2. §74 StPO lautet wie folgt:

"§74. (1) Über die Zulässigkeit der Ablehnung einer Gerichtsperson entscheidet in der Regel der Vorsteher des Gerichtes, dem sie angehört.

(2) Wird der Vorsteher eines Bezirksgerichtes abgelehnt, so entscheidet die Ratskammer des Gerichtshofes erster Instanz; wenn ein ganzes Gericht erster Instanz oder dessen Vorsteher abgelehnt wird, entscheidet der Gerichtshof zweiter Instanz; wenn ein Gerichtshof zweiter Instanz oder dessen Präsident abgelehnt wird, entscheidet der Oberste Gerichtshof.

(3) Gegen diese Entscheidungen ist kein Rechtsmittel zulässig. Der Vorsteher oder der Gerichtshof, der über die Ablehnung entscheidet, hat zugleich, falls ihr stattgegeben wird, den Richter oder das Gericht zu bezeichnen, dem die Sache zu übertragen ist."

3. Der vorliegende, auf Art140 Abs1 letzter Satz B-VG gestützte Antrag des Beschuldigten in dem - nunmehr - vom Landesgericht für Strafsachen Wien geführten Strafverfahren ist auf Aufhebung des ersten Satzes des soeben wiedergegebenen §74 Abs3 StPO gerichtet. Begründend wird dazu im wesentlichen ausgeführt, der Beschluß des OLG Wien vom 14.2.2002 sei gefaßt worden, ohne dem Antragsteller Parteiengehör einzuräumen. Die in §74 Abs3 erster Satz StPO normierte Unzulässigkeit eines Rechtsmittels gegen den genannten Beschluß sei verfassungswidrig.

4. Der Antrag ist unzulässig.

★ ★ ★ ★

▸ **Übungsaufgaben**
(1) Schreiben Sie aus dem Auszug zu §74 StPO den Abschnitt von „3. Der vorliegende, auf“ bis „Beschluß sei verfassungswidrig.“ wortgetreu ab.
(2) Übertragen Sie folgenden Satz aus dem Auszug zu §74 StPO ins Englische: „Gegen diese Entscheidungen ist kein Rechtsmittel zulässig.“

▸ **Gezeigte Einträge**

★ ★ ★ ★

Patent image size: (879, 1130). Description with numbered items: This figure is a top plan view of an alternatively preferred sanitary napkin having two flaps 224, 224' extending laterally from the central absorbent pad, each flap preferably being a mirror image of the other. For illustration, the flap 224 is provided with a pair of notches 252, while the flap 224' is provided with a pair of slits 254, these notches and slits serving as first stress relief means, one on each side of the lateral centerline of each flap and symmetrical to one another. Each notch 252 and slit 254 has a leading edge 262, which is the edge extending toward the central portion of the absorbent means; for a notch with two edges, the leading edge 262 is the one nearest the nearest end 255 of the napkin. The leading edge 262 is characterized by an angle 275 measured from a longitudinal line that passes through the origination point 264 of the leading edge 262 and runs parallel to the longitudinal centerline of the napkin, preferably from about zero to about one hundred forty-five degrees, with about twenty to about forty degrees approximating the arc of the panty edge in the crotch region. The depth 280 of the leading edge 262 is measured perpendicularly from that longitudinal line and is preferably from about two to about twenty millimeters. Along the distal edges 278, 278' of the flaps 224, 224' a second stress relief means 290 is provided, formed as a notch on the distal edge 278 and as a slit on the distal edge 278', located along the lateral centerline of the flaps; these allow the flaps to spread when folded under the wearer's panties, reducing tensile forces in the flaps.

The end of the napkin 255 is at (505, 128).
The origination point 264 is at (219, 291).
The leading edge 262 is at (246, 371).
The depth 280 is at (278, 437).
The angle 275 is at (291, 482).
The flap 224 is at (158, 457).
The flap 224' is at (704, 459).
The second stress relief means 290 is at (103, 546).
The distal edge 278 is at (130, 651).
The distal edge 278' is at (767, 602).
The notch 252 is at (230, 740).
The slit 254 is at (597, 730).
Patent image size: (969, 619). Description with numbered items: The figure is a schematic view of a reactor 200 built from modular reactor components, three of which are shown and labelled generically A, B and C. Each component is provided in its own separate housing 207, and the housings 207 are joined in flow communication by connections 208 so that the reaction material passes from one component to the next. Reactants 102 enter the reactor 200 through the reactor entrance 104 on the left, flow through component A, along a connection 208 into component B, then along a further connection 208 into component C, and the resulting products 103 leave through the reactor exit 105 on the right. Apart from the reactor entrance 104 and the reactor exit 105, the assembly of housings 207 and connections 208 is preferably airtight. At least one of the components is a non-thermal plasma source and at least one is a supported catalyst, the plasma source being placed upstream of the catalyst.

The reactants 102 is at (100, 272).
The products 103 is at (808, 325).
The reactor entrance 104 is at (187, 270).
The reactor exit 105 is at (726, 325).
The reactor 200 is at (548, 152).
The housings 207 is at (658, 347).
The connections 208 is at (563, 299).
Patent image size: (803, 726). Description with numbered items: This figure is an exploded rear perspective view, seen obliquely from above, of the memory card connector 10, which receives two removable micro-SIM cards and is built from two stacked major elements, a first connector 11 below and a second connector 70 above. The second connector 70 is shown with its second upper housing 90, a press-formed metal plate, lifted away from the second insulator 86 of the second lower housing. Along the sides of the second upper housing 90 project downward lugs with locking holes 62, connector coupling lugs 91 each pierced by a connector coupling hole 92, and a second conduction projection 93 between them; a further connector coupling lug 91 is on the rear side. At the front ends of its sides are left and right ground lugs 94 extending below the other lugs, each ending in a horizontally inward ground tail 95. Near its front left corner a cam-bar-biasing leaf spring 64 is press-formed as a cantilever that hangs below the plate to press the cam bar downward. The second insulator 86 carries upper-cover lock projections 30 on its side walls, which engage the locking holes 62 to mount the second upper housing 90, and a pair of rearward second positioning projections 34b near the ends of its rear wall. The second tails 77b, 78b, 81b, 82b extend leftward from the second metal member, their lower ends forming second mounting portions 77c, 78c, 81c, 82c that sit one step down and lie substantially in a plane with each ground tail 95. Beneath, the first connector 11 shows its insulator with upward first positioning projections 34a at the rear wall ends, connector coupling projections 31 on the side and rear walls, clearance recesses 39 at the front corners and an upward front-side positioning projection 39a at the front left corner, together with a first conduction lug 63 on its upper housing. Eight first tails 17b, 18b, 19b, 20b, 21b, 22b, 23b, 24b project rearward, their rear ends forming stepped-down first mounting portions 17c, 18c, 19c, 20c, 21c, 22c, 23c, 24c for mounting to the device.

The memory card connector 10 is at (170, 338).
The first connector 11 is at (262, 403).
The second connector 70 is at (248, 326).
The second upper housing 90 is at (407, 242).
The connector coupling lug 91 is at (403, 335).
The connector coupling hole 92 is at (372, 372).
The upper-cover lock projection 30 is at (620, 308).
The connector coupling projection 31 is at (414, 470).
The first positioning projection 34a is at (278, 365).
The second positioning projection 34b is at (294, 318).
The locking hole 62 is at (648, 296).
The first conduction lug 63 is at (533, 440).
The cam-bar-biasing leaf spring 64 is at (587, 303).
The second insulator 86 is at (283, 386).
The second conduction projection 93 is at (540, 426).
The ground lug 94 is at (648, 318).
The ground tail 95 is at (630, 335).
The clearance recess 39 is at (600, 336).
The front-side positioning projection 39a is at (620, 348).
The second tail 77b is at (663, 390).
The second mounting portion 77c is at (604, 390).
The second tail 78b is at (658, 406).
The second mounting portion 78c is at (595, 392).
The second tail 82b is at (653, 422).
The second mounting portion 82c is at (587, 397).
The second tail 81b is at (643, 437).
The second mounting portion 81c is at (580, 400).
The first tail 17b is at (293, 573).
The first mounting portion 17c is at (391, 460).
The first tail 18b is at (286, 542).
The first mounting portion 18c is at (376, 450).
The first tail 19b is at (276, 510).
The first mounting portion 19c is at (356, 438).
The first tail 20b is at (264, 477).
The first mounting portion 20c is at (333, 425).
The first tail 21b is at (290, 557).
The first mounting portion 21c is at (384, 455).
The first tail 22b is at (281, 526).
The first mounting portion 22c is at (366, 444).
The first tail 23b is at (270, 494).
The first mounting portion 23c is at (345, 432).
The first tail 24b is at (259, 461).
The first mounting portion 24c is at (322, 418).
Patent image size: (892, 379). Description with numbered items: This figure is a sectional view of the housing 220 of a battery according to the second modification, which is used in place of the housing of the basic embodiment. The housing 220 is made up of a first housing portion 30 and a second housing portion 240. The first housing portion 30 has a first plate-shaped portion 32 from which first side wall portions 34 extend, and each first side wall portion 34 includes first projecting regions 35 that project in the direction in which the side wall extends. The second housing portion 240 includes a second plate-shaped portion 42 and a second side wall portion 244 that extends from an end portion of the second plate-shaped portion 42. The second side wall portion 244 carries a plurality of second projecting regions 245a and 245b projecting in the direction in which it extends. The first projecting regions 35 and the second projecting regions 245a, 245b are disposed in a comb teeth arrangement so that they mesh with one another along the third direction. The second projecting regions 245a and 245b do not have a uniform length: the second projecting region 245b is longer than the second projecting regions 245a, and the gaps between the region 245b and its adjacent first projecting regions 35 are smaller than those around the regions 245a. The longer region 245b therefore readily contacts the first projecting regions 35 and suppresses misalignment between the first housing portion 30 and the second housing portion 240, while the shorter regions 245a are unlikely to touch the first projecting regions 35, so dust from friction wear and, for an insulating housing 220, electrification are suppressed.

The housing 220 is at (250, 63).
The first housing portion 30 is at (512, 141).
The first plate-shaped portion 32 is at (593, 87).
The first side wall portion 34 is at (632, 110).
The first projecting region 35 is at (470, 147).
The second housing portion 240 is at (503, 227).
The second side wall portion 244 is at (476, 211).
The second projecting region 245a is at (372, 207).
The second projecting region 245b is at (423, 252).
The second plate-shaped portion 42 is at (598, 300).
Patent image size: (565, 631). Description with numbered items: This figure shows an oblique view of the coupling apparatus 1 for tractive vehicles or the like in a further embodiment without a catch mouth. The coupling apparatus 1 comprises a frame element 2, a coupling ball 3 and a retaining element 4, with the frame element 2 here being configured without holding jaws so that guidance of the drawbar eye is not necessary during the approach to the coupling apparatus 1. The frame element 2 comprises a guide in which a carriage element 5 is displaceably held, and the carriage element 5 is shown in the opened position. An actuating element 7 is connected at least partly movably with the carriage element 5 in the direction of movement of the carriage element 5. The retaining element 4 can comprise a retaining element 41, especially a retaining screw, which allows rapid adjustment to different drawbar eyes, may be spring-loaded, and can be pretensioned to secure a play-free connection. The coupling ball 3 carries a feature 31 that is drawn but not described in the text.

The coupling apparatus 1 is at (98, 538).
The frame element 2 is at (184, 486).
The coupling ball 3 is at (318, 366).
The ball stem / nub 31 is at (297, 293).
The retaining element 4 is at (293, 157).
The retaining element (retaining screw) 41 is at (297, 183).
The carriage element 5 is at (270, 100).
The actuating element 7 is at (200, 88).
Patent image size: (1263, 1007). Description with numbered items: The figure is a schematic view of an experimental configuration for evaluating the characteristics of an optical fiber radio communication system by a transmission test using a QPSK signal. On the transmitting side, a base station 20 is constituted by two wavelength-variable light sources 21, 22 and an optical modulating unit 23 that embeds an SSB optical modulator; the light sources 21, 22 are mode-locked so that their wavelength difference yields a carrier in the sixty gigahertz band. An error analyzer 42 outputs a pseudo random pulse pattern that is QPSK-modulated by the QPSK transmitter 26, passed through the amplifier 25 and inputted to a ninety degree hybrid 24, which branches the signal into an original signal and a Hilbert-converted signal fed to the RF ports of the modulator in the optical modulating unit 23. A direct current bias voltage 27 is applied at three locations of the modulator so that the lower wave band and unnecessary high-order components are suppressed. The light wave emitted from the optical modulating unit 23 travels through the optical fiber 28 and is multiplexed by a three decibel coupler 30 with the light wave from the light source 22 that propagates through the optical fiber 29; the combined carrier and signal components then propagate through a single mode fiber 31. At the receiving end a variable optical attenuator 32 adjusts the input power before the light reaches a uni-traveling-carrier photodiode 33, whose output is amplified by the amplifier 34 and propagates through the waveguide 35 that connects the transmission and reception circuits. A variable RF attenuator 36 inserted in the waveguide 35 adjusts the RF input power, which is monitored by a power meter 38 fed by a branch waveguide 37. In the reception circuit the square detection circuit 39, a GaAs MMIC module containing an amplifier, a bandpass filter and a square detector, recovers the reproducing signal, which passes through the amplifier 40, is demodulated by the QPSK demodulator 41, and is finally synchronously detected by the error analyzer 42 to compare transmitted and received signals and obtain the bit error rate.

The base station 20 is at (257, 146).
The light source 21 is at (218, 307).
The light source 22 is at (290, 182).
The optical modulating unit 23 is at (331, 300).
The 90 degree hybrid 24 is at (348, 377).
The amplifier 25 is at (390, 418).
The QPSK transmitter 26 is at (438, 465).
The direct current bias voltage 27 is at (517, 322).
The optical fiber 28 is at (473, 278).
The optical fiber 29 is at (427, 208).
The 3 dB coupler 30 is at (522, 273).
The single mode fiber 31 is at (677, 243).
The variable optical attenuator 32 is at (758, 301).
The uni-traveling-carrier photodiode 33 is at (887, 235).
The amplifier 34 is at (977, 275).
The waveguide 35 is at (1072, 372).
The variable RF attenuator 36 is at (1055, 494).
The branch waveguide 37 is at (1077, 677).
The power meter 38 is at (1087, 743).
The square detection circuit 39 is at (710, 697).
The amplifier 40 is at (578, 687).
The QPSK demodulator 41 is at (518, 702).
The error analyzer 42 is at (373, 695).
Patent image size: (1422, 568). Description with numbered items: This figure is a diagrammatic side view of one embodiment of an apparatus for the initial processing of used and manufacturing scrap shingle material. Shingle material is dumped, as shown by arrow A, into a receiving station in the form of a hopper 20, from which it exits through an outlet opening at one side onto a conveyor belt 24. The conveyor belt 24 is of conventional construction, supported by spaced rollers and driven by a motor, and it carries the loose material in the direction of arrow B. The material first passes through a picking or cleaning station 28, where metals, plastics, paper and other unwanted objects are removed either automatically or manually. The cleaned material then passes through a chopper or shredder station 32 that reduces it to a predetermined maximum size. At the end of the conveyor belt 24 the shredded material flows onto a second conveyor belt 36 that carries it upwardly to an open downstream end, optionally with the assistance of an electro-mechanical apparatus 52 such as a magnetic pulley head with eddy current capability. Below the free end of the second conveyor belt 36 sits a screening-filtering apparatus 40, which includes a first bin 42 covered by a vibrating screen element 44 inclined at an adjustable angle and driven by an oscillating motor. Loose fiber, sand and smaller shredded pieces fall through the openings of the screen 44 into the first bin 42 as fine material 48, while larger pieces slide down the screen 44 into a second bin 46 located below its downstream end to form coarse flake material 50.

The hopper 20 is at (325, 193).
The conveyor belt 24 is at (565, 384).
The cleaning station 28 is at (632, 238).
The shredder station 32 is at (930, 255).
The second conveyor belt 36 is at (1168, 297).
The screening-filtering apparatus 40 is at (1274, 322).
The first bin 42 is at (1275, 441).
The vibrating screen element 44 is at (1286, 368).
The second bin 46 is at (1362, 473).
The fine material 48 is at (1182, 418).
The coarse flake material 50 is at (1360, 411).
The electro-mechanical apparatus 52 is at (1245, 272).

★ ★ ★ ★

▸ **Lösungen folgen**
(1)
3. Der vorliegende, auf Art140 Abs1 letzter Satz B-VG gestützte Antrag des Beschuldigten in dem - nunmehr - vom Landesgericht für Strafsachen Wien geführten Strafverfahren ist auf Aufhebung des ersten Satzes des soeben wiedergegebenen §74 Abs3 StPO gerichtet. Begründend wird dazu im wesentlichen ausgeführt, der Beschluß des OLG Wien vom 14.2.2002 sei gefaßt worden, ohne dem Antragsteller Parteiengehör einzuräumen. Die in §74 Abs3 erster Satz StPO normierte Unzulässigkeit eines Rechtsmittels gegen den genannten Beschluß sei verfassungswidrig.

(2) No legal remedy is admissible against these decisions.